▶ BLOC DE TEXTE:
====================
Je précise que l’attente est très importante (et très érotique !) dans mon « travail ». Attente retenue et retenue attentive. Mais arrêtons ces folies textuelles car je vois bien que finalement dans l’érotisme ce sont peut-être les « travaux préliminaires » que je préfère !

M.L. : Il y a chez toi une espèce d’insolence décontractée, voire provocante – ce qui n’est pas pour me déplaire – enfin j’arrive à la quatrième question : la réalité n’existe que si on l’invente. Ne crois-tu pas plutôt à la nécessité ?

J.L.C. : La réalité existe si on l’invite ! si par nécessité tu entends un besoin vital qui dépasse ce qui pourrait n’être finalement qu’un minable aménagement de confort personnel et qui comprend une morale, je te suis. C’est cette nécessité intérieure qui en souriant me fait répondre aux curieux me demandant, perplexes, si je vis de mon art : « Oui bien sûr, je vis de mon art » et d’ajouter plus tard : « Je n’ai pas dit, gagner ma vie ! »
====================
▶ ENTRÉES DE DONNÉES:
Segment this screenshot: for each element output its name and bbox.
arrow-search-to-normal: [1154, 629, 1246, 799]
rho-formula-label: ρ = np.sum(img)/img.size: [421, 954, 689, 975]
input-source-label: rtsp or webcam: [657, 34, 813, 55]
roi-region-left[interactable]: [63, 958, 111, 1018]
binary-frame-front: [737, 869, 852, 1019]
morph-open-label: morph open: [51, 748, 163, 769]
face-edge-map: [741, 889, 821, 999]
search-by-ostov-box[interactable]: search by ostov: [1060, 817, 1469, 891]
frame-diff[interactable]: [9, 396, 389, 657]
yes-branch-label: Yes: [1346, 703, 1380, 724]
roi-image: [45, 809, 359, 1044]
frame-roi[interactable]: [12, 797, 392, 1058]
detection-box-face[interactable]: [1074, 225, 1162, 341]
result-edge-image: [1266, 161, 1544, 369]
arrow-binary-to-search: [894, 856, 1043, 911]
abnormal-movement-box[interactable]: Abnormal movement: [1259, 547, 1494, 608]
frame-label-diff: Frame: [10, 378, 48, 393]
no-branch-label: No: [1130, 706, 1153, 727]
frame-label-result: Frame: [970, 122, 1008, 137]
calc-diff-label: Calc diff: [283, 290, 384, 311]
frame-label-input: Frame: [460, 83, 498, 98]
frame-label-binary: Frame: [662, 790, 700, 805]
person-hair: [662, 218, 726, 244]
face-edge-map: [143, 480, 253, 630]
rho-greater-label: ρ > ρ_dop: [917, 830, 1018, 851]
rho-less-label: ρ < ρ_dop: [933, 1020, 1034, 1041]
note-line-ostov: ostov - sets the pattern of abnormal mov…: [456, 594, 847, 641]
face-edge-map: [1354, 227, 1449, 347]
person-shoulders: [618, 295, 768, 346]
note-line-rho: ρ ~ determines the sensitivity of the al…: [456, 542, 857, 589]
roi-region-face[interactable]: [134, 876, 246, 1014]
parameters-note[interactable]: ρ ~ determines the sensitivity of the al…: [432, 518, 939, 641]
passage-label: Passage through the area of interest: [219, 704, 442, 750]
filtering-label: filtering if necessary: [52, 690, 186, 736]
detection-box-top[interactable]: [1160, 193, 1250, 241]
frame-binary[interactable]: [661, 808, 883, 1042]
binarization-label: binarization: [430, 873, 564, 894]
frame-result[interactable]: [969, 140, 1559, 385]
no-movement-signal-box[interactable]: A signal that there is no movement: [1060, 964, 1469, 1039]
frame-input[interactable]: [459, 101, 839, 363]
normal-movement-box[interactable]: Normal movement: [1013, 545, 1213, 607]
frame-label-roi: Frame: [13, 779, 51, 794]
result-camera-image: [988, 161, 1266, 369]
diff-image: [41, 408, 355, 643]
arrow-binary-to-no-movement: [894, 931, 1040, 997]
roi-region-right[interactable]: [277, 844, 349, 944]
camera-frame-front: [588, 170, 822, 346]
====================
▶ ÉNONCÉ DU PROBLÈME 1: D'après l'entretien, à quelle condition J.L.C. affirme-t-il que la réalité existe ?
▶ ÉNONCÉ DU PROBLÈME 2: Poursuivez l'entretien sur l'art et la réalité à la suite de sa dernière réplique.

▶ RÉPONSE ATTENDUE 1: La réalité existe si on l'invite.

▶ RÉPONSE ATTENDUE 2:
Mes œuvres découlent de ma façon d’être au monde. Cette façon d’être au monde n’est ni celle d’un romantique, ni celle d’un gourou. J’ai besoin du quotidien au sens social du terme (le quotidien le plus lourd, pour tout le monde) mais aussi d’être seul. Etre à la périphérie est encore une façon pour moi d’être dedans, ce que j’appelle « les voluptés d’alentour ». Il ne s’agit pas de s’extraire, mais de s’impliquer, de trouver les liaisons entre les choses. Je me souviens de cette phrase de sommeil qui m’a habité pendant une nuit : « le monde est mieux depuis qu’il est ici. » Le monde, en effet, car heureusement il y a l’autre, la connivence, le partage. Si je me laisse porter par le vent de l’esquisse sans m’écraser dans le labeur de la réalisation je donne à l’autre la liberté d’aller, tel cet ami sculpteur qui a envie de continuer mes pièces qu’il sent comme des points de départ, ou telle personne de tous les jours qui s’émerveille et reconnaît soudain « des Cornilleau » en contemplant son filtre à café ou goûtant, en faisant la vaisselle, l’infime et délicat dessin des fissures du mur d’en face.

Post-scriptum après relecture, où l’on apprend que la mer est dans l’huître, que le quatrième Marx Brothers pourrait s’appeler Fernando, que Roland Barthes a fait le Tour de France puisque cet hiver mon voisin a fait Cézanne, qu’il est recommandé d’être tyrosémiophile pour entrevoir l’infini, que dorénavant les critiques d’art peuvent épingler le spécimen « artistapopilio », que faire la vaisselle est un ravissement.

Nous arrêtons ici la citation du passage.